__DATASET ROWS__:
****************
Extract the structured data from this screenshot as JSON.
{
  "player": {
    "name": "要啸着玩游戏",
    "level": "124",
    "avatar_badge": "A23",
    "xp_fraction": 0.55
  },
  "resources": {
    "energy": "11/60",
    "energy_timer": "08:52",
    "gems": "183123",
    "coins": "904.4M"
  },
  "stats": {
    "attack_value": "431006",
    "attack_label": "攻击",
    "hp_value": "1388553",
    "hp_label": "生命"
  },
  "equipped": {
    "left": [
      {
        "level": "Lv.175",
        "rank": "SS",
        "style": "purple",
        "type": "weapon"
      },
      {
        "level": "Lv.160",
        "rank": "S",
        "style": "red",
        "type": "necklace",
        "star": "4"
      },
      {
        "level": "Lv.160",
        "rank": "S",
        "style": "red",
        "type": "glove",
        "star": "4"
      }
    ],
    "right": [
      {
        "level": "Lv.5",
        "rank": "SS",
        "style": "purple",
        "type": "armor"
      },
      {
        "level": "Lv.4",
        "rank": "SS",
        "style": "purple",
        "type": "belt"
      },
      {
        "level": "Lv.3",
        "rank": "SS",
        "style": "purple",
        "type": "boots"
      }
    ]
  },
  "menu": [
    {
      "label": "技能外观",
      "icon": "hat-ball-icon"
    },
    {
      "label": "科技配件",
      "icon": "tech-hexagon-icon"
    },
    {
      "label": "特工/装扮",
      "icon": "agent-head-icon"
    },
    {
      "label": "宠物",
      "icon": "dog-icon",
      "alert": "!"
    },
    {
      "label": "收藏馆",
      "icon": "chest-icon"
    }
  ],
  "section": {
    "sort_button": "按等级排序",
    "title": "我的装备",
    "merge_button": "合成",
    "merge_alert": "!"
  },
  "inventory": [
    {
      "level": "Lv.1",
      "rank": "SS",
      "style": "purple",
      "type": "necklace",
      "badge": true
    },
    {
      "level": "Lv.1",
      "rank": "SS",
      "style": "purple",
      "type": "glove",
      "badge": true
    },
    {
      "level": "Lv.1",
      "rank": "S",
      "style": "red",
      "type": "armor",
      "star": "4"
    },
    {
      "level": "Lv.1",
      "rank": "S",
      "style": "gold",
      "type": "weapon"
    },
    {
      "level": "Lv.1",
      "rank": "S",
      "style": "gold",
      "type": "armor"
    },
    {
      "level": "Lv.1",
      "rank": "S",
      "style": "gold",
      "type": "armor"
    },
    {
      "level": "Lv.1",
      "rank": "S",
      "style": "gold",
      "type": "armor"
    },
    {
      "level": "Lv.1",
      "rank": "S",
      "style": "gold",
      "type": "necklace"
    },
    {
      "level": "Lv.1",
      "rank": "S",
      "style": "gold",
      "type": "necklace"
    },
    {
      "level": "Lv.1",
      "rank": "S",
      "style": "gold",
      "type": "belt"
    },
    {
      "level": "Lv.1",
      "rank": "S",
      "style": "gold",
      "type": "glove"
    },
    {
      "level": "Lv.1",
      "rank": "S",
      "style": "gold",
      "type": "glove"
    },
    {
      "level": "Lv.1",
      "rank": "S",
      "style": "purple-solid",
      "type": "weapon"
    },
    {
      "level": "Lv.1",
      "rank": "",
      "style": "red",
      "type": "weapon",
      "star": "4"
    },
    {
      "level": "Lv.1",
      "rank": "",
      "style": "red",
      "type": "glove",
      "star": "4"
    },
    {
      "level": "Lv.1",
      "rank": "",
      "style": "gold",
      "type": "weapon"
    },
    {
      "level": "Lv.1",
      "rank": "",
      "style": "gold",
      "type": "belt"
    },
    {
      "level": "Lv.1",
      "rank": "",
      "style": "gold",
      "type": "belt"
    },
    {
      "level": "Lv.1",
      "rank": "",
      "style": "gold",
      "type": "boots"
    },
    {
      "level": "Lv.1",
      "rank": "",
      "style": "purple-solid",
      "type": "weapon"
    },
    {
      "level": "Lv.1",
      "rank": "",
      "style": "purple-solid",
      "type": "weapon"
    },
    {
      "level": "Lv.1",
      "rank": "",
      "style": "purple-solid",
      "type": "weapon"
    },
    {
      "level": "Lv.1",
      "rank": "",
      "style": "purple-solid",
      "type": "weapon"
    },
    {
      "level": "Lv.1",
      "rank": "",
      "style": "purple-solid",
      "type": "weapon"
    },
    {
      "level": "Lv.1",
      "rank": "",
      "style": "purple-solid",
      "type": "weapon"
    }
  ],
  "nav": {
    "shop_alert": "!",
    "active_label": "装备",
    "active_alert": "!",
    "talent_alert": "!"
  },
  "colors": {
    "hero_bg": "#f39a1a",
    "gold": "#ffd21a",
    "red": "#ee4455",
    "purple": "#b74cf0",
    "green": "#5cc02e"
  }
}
****************
__TASK DIRECTIONS__:
The records above should all be quoted exactly, please.

__RESPONSE TO THIS TASK__:
Extract the structured data from this screenshot as JSON.
{
  "player": {
    "name": "要啸着玩游戏",
    "level": "124",
    "avatar_badge": "A23",
    "xp_fraction": 0.55
  },
  "resources": {
    "energy": "11/60",
    "energy_timer": "08:52",
    "gems": "183123",
    "coins": "904.4M"
  },
  "stats": {
    "attack_value": "431006",
    "attack_label": "攻击",
    "hp_value": "1388553",
    "hp_label": "生命"
  },
  "equipped": {
    "left": [
      {
        "level": "Lv.175",
        "rank": "SS",
        "style": "purple",
        "type": "weapon"
      },
      {
        "level": "Lv.160",
        "rank": "S",
        "style": "red",
        "type": "necklace",
        "star": "4"
      },
      {
        "level": "Lv.160",
        "rank": "S",
        "style": "red",
        "type": "glove",
        "star": "4"
      }
    ],
    "right": [
      {
        "level": "Lv.5",
        "rank": "SS",
        "style": "purple",
        "type": "armor"
      },
      {
        "level": "Lv.4",
        "rank": "SS",
        "style": "purple",
        "type": "belt"
      },
      {
        "level": "Lv.3",
        "rank": "SS",
        "style": "purple",
        "type": "boots"
      }
    ]
  },
  "menu": [
    {
      "label": "技能外观",
      "icon": "hat-ball-icon"
    },
    {
      "label": "科技配件",
      "icon": "tech-hexagon-icon"
    },
    {
      "label": "特工/装扮",
      "icon": "agent-head-icon"
    },
    {
      "label": "宠物",
      "icon": "dog-icon",
      "alert": "!"
    },
    {
      "label": "收藏馆",
      "icon": "chest-icon"
    }
  ],
  "section": {
    "sort_button": "按等级排序",
    "title": "我的装备",
    "merge_button": "合成",
    "merge_alert": "!"
  },
  "inventory": [
    {
      "level": "Lv.1",
      "rank": "SS",
      "style": "purple",
      "type": "necklace",
      "badge": true
    },
    {
      "level": "Lv.1",
      "rank": "SS",
      "style": "purple",
      "type": "glove",
      "badge": true
    },
    {
      "level": "Lv.1",
      "rank": "S",
      "style": "red",
      "type": "armor",
      "star": "4"
    },
    {
      "level": "Lv.1",
      "rank": "S",
      "style": "gold",
      "type": "weapon"
    },
    {
      "level": "Lv.1",
      "rank": "S",
      "style": "gold",
      "type": "armor"
    },
    {
      "level": "Lv.1",
      "rank": "S",
      "style": "gold",
      "type": "armor"
    },
    {
      "level": "Lv.1",
      "rank": "S",
      "style": "gold",
      "type": "armor"
    },
    {
      "level": "Lv.1",
      "rank": "S",
      "style": "gold",
      "type": "necklace"
    },
    {
      "level": "Lv.1",
      "rank": "S",
      "style": "gold",
      "type": "necklace"
    },
    {
      "level": "Lv.1",
      "rank": "S",
      "style": "gold",
      "type": "belt"
    },
    {
      "level": "Lv.1",
      "rank": "S",
      "style": "gold",
      "type": "glove"
    },
    {
      "level": "Lv.1",
      "rank": "S",
      "style": "gold",
      "type": "glove"
    },
    {
      "level": "Lv.1",
      "rank": "S",
      "style": "purple-solid",
      "type": "weapon"
    },
    {
      "level": "Lv.1",
      "rank": "",
      "style": "red",
      "type": "weapon",
      "star": "4"
    },
    {
      "level": "Lv.1",
      "rank": "",
      "style": "red",
      "type": "glove",
      "star": "4"
    },
    {
      "level": "Lv.1",
      "rank": "",
      "style": "gold",
      "type": "weapon"
    },
    {
      "level": "Lv.1",
      "rank": "",
      "style": "gold",
      "type": "belt"
    },
    {
      "level": "Lv.1",
      "rank": "",
      "style": "gold",
      "type": "belt"
    },
    {
      "level": "Lv.1",
      "rank": "",
      "style": "gold",
      "type": "boots"
    },
    {
      "level": "Lv.1",
      "rank": "",
      "style": "purple-solid",
      "type": "weapon"
    },
    {
      "level": "Lv.1",
      "rank": "",
      "style": "purple-solid",
      "type": "weapon"
    },
    {
      "level": "Lv.1",
      "rank": "",
      "style": "purple-solid",
      "type": "weapon"
    },
    {
      "level": "Lv.1",
      "rank": "",
      "style": "purple-solid",
      "type": "weapon"
    },
    {
      "level": "Lv.1",
      "rank": "",
      "style": "purple-solid",
      "type": "weapon"
    },
    {
      "level": "Lv.1",
      "rank": "",
      "style": "purple-solid",
      "type": "weapon"
    }
  ],
  "nav": {
    "shop_alert": "!",
    "active_label": "装备",
    "active_alert": "!",
    "talent_alert": "!"
  },
  "colors": {
    "hero_bg": "#f39a1a",
    "gold": "#ffd21a",
    "red": "#ee4455",
    "purple": "#b74cf0",
    "green": "#5cc02e"
  }
}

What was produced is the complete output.